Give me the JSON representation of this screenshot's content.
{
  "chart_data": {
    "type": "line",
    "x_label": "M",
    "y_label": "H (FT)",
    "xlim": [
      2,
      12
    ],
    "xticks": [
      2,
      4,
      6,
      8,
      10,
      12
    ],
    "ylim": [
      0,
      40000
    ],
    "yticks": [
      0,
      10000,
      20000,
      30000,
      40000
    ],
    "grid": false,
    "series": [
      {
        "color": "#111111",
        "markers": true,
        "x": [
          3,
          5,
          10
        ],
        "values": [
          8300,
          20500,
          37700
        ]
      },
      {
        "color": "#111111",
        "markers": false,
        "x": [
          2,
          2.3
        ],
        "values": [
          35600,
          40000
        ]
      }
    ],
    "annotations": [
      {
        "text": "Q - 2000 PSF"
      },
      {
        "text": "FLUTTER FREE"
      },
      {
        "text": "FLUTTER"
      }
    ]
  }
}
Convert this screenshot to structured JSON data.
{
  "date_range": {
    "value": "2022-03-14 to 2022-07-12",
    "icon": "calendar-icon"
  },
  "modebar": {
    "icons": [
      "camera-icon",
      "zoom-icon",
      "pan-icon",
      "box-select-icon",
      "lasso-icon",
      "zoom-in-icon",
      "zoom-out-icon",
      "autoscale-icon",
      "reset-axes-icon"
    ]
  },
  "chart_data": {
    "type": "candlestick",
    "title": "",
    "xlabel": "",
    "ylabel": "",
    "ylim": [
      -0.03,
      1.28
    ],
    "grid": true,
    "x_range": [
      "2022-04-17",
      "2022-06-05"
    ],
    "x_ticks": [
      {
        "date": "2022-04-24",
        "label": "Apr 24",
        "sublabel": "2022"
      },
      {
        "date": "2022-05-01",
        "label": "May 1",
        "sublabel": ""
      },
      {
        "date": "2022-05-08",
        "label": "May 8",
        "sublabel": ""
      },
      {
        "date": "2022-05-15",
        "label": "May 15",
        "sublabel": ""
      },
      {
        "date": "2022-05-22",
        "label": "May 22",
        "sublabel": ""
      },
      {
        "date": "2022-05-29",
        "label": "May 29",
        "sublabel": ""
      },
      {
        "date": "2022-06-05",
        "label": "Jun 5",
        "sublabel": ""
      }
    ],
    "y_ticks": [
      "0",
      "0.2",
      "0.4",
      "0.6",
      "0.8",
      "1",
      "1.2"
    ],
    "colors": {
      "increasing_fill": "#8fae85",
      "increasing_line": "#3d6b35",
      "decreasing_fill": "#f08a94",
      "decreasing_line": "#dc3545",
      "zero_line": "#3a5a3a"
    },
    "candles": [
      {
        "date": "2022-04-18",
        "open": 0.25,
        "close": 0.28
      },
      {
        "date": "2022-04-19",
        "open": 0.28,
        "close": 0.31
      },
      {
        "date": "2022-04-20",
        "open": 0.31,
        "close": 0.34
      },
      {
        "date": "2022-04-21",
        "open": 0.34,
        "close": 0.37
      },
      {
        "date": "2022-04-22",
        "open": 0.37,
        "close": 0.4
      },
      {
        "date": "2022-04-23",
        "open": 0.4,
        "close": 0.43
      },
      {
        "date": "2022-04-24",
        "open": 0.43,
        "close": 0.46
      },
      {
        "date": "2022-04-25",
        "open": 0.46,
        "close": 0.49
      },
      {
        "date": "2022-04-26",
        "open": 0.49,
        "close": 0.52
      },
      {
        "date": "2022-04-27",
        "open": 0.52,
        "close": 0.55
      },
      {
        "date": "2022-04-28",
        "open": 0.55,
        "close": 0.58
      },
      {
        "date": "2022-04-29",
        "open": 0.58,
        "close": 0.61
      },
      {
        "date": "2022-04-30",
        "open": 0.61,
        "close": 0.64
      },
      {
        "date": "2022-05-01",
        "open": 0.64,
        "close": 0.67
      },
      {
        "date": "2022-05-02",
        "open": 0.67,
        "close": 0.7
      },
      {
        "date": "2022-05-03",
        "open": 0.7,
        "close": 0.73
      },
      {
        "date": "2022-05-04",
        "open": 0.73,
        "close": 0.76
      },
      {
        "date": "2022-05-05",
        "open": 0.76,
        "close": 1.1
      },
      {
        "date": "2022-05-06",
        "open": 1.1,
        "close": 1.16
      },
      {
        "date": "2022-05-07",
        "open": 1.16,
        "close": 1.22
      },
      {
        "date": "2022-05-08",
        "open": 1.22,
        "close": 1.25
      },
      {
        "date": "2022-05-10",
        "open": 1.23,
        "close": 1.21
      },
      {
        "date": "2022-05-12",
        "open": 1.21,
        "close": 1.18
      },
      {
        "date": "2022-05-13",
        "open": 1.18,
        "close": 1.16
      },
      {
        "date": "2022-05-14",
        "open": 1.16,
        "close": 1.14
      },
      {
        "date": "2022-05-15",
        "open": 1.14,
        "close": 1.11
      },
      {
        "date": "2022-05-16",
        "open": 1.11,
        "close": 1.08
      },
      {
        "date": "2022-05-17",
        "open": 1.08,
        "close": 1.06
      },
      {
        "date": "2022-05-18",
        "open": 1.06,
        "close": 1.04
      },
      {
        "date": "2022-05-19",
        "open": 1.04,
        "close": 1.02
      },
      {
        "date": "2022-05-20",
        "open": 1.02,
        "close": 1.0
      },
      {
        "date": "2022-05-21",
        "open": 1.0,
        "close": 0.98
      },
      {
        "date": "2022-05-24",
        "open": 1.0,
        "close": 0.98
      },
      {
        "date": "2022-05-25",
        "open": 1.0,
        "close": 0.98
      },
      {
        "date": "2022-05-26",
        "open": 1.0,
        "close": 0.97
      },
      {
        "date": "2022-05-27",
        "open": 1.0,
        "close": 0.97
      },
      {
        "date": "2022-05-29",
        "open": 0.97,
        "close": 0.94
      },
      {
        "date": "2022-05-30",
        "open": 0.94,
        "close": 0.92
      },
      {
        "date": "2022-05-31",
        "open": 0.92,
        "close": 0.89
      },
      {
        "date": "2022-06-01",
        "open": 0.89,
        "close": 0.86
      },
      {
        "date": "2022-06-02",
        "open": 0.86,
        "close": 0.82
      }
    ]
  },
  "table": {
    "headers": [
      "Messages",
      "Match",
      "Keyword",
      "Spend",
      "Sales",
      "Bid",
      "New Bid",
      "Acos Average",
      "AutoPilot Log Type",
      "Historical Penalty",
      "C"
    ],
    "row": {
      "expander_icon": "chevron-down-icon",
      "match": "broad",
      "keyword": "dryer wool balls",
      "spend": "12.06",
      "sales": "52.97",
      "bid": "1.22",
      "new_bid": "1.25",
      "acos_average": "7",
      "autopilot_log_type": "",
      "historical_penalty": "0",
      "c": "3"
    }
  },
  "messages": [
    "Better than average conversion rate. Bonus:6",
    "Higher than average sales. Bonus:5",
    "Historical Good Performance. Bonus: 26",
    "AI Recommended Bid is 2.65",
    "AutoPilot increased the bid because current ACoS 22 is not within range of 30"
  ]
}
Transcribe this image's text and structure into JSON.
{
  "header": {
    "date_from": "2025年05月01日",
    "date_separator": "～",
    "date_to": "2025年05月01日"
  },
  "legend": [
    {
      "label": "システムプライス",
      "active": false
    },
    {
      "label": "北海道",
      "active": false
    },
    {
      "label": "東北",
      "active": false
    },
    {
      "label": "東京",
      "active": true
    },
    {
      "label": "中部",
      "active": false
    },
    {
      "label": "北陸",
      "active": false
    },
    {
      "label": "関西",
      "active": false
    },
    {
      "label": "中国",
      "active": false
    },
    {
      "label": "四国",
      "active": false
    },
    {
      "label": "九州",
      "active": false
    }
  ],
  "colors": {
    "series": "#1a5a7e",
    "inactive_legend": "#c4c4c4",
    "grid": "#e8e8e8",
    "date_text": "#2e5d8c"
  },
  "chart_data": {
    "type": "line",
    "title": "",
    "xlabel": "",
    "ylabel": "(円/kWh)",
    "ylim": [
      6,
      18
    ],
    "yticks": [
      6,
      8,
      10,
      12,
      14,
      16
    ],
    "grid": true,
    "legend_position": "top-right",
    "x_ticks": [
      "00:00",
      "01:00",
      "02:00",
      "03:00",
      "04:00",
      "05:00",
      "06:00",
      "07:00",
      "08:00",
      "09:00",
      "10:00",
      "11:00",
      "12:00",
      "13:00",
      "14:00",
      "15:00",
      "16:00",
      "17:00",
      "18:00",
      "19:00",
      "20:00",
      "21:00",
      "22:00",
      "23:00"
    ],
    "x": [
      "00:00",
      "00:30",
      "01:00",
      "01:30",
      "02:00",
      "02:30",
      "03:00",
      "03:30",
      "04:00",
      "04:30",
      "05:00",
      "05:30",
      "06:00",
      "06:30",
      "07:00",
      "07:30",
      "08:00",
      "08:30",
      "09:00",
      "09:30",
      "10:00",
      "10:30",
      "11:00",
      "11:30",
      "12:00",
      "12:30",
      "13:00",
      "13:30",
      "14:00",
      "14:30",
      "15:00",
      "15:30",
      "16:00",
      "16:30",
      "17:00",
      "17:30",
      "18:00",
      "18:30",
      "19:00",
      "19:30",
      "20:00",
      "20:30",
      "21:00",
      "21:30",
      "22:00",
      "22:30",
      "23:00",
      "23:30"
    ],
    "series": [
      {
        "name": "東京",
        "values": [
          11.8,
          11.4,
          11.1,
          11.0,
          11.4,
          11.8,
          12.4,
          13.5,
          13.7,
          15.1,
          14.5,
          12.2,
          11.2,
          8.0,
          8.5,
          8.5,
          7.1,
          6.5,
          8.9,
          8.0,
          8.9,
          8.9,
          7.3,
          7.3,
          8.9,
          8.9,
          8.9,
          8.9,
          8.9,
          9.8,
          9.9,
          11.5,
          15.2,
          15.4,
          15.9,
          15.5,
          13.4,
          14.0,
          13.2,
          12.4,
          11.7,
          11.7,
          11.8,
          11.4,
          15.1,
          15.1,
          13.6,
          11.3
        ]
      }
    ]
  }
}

GIVEN INSTRUCTION — Look for the word "this" and return every line where it occurs.

THE REPLY —
Give me the JSON representation of this screenshot's content.
Convert this screenshot to structured JSON data.
Transcribe this image's text and structure into JSON.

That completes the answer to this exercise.